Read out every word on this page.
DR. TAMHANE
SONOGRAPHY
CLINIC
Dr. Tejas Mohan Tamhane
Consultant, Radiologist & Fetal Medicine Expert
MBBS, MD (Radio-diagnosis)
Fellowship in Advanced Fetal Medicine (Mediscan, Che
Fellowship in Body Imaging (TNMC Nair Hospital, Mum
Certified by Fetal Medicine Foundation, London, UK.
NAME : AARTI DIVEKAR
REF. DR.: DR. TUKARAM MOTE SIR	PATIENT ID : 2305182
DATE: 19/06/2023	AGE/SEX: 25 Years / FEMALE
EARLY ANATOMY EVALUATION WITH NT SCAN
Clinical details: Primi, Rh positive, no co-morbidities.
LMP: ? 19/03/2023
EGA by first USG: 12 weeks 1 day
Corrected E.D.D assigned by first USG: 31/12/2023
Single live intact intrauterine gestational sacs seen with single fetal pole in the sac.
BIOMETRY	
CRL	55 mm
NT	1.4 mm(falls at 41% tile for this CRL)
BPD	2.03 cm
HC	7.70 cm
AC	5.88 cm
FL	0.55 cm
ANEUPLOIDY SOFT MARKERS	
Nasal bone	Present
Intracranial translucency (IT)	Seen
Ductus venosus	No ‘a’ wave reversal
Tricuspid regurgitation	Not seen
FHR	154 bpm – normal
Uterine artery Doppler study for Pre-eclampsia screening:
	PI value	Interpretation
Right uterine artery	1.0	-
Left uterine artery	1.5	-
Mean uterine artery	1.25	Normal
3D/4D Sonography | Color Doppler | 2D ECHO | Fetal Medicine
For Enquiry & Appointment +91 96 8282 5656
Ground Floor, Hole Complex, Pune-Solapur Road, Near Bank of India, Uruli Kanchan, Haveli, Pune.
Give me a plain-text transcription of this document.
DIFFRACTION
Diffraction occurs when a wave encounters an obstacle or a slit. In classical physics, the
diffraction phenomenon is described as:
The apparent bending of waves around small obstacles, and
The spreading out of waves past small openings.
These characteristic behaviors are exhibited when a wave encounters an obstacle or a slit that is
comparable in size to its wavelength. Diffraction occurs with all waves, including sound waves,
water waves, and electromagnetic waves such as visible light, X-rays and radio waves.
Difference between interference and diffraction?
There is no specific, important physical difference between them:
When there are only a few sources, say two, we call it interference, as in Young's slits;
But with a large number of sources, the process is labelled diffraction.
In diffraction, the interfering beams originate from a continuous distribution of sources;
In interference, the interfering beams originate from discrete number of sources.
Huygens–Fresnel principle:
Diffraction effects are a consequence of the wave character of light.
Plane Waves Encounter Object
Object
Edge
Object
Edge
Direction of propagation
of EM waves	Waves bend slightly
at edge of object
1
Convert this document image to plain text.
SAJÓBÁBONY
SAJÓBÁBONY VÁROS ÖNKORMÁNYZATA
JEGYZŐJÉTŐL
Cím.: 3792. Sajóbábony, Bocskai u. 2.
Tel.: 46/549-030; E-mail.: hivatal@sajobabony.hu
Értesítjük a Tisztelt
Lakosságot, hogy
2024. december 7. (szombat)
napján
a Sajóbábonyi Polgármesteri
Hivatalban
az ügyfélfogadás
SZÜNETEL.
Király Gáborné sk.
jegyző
+--
Gather up the lines that contain the word "sources".

When there are only a few sources, say two, we call it interference, as in Young's slits;
But with a large number of sources, the process is labelled diffraction.
In diffraction, the interfering beams originate from a continuous distribution of sources;
In interference, the interfering beams originate from discrete number of sources.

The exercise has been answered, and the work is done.